» **Exercise description**
In the records below, find the line that contains "Output a JSON", then transcribe it and every later line exactly, stopping at the final line.

Stored items:
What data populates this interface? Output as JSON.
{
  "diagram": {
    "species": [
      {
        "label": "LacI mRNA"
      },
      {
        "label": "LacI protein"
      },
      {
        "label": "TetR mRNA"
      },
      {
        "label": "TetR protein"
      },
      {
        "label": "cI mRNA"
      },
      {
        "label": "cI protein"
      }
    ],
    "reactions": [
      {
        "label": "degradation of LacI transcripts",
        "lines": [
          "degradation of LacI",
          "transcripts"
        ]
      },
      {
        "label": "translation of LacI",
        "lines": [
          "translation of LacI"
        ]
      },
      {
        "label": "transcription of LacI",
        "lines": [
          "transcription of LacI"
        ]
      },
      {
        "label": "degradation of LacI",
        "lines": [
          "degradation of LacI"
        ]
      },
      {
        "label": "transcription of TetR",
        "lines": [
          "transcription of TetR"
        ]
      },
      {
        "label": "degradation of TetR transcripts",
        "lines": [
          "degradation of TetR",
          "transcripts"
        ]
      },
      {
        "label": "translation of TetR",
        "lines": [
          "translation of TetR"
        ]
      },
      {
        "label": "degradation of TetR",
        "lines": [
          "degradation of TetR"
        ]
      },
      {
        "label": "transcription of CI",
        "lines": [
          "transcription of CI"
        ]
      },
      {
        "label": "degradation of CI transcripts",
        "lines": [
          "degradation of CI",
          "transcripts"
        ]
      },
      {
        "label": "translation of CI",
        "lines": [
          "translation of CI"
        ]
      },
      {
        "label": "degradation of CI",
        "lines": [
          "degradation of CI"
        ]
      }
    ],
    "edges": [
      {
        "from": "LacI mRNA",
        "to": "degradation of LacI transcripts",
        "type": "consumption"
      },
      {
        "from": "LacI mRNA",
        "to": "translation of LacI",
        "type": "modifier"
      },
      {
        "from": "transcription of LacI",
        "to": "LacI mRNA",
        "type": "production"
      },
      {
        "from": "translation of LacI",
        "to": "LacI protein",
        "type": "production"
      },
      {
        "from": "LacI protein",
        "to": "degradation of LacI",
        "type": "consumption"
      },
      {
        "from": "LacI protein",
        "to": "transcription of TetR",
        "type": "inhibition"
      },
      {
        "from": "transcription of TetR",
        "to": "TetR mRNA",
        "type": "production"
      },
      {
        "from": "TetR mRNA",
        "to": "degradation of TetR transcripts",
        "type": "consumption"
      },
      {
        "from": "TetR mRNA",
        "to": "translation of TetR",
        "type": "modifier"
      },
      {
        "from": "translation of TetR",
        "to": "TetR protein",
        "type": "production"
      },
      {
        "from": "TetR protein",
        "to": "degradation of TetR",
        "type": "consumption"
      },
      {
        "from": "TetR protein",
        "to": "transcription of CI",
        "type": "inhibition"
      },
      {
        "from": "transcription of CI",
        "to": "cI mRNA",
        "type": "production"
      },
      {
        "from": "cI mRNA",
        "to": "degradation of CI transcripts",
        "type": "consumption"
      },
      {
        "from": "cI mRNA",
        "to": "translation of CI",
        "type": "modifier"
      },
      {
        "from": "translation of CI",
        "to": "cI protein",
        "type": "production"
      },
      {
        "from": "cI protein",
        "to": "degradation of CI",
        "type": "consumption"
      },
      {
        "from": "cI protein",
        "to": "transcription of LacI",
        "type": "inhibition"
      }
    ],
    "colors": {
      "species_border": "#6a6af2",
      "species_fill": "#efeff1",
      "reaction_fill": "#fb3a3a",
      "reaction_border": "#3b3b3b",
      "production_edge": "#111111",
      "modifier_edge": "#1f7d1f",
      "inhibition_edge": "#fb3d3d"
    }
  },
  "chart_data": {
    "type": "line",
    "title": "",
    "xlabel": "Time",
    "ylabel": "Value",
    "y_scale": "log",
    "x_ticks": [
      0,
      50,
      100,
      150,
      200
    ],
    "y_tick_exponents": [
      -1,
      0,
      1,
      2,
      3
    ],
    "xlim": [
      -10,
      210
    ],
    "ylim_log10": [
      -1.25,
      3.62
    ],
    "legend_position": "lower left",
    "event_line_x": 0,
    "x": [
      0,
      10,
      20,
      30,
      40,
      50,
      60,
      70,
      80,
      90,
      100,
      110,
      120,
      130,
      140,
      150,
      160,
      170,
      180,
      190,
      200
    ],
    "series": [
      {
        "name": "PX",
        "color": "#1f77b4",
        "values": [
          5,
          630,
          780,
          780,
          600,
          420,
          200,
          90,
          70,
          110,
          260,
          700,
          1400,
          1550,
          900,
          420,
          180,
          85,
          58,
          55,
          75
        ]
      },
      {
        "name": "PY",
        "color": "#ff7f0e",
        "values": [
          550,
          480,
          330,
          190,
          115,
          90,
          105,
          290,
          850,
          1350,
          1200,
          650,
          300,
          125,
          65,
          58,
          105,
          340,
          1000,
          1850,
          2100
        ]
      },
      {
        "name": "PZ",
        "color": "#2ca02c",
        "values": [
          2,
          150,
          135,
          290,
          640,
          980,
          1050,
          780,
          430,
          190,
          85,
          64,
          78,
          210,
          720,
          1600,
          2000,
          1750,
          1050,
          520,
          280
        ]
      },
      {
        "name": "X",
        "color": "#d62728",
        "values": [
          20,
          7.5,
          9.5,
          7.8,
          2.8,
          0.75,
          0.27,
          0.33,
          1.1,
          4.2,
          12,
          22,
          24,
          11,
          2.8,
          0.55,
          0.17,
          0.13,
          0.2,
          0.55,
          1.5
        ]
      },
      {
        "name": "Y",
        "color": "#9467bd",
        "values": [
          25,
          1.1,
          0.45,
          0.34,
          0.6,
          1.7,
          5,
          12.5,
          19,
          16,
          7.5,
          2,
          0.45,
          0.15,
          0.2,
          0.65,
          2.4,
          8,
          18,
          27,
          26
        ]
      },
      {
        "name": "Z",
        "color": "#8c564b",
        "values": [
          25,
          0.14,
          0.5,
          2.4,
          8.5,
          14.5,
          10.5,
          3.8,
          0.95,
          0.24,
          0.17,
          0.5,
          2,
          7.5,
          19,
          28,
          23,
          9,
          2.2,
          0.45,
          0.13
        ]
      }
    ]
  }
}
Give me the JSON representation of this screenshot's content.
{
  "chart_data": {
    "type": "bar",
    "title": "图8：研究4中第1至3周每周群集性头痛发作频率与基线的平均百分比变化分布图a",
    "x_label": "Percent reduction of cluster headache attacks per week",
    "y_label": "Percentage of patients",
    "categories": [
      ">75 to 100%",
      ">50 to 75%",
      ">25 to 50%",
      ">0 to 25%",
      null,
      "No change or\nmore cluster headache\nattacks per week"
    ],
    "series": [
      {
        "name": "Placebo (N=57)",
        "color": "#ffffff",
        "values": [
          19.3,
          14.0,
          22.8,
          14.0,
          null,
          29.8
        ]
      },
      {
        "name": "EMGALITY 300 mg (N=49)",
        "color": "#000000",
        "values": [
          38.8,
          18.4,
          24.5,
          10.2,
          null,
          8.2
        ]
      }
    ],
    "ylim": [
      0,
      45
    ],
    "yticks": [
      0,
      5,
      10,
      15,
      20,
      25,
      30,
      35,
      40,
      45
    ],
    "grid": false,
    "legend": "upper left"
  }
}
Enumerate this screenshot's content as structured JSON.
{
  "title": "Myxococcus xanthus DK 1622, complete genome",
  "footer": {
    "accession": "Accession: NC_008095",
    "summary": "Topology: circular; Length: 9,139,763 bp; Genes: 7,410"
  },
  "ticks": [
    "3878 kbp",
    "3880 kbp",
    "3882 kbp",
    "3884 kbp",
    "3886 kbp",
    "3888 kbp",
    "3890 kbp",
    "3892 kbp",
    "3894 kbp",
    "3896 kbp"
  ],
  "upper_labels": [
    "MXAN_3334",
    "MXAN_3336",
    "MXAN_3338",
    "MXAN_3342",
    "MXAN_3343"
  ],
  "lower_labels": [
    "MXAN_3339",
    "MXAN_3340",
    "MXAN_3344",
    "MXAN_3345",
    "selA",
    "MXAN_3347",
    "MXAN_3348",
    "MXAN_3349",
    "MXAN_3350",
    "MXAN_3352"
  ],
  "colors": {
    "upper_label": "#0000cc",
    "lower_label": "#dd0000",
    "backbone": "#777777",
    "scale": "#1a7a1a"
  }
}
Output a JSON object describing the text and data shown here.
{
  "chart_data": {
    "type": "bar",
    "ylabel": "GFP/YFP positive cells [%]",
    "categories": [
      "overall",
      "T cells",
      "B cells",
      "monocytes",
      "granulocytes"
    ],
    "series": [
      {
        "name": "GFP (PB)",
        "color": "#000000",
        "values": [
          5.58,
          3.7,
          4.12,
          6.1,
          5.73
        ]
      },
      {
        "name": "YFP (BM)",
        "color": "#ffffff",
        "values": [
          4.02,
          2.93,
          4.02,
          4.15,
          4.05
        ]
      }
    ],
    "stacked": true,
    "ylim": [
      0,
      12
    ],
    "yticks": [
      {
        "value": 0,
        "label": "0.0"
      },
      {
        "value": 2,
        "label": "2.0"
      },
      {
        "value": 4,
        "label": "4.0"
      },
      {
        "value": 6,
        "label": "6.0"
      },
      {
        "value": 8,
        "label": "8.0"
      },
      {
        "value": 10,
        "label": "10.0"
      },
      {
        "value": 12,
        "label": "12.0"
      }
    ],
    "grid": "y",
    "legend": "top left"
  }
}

» **Solved exercise**
Output a JSON object describing the text and data shown here.
{
  "chart_data": {
    "type": "bar",
    "ylabel": "GFP/YFP positive cells [%]",
    "categories": [
      "overall",
      "T cells",
      "B cells",
      "monocytes",
      "granulocytes"
    ],
    "series": [
      {
        "name": "GFP (PB)",
        "color": "#000000",
        "values": [
          5.58,
          3.7,
          4.12,
          6.1,
          5.73
        ]
      },
      {
        "name": "YFP (BM)",
        "color": "#ffffff",
        "values": [
          4.02,
          2.93,
          4.02,
          4.15,
          4.05
        ]
      }
    ],
    "stacked": true,
    "ylim": [
      0,
      12
    ],
    "yticks": [
      {
        "value": 0,
        "label": "0.0"
      },
      {
        "value": 2,
        "label": "2.0"
      },
      {
        "value": 4,
        "label": "4.0"
      },
      {
        "value": 6,
        "label": "6.0"
      },
      {
        "value": 8,
        "label": "8.0"
      },
      {
        "value": 10,
        "label": "10.0"
      },
      {
        "value": 12,
        "label": "12.0"
      }
    ],
    "grid": "y",
    "legend": "top left"
  }
}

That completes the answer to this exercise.